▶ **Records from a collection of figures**
* * * * * * * * *

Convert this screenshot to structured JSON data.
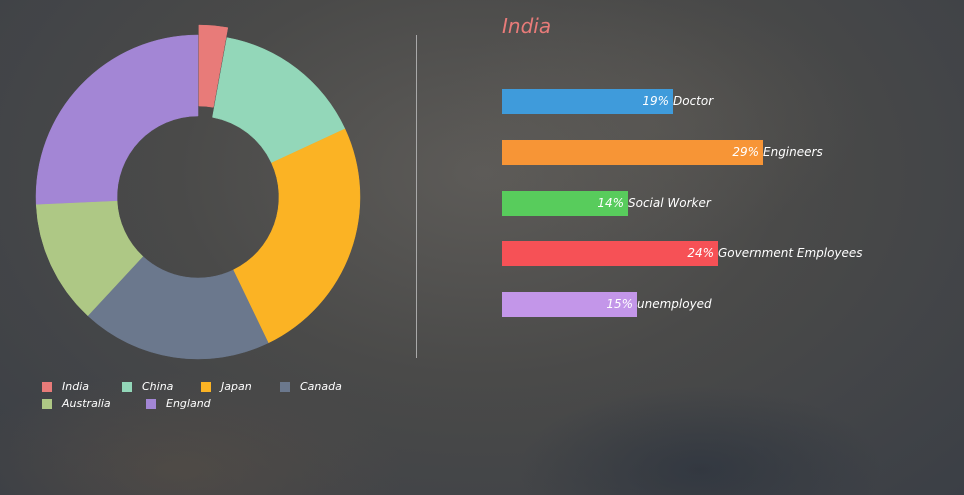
{
  "chart_data": [
    {
      "type": "pie",
      "style": "donut",
      "categories": [
        "India",
        "China",
        "Japan",
        "Canada",
        "Australia",
        "England"
      ],
      "values": [
        3,
        16,
        26,
        20,
        13,
        27
      ],
      "colors": [
        "#e87b79",
        "#93d7b9",
        "#fbb324",
        "#6b788d",
        "#aec885",
        "#a386d5"
      ],
      "exploded": "India",
      "legend": "bottom"
    },
    {
      "type": "bar",
      "orientation": "horizontal",
      "title": "India",
      "categories": [
        "Doctor",
        "Engineers",
        "Social Worker",
        "Government Employees",
        "unemployed"
      ],
      "values": [
        19,
        29,
        14,
        24,
        15
      ],
      "value_labels": [
        "19%",
        "29%",
        "14%",
        "24%",
        "15%"
      ],
      "colors": [
        "#3f9bdb",
        "#f79536",
        "#58cc5c",
        "#f65156",
        "#c396e9"
      ],
      "xlim": [
        0,
        100
      ]
    }
  ]
}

* * * * * * * * *

▶ **PROBLEM TO WORK ON**
Using the records above, retype everything exactly except the pictures.

▶ **RESPONSE BELOW**
Convert this screenshot to structured JSON data.
{
  "chart_data": [
    {
      "type": "pie",
      "style": "donut",
      "categories": [
        "India",
        "China",
        "Japan",
        "Canada",
        "Australia",
        "England"
      ],
      "values": [
        3,
        16,
        26,
        20,
        13,
        27
      ],
      "colors": [
        "#e87b79",
        "#93d7b9",
        "#fbb324",
        "#6b788d",
        "#aec885",
        "#a386d5"
      ],
      "exploded": "India",
      "legend": "bottom"
    },
    {
      "type": "bar",
      "orientation": "horizontal",
      "title": "India",
      "categories": [
        "Doctor",
        "Engineers",
        "Social Worker",
        "Government Employees",
        "unemployed"
      ],
      "values": [
        19,
        29,
        14,
        24,
        15
      ],
      "value_labels": [
        "19%",
        "29%",
        "14%",
        "24%",
        "15%"
      ],
      "colors": [
        "#3f9bdb",
        "#f79536",
        "#58cc5c",
        "#f65156",
        "#c396e9"
      ],
      "xlim": [
        0,
        100
      ]
    }
  ]
}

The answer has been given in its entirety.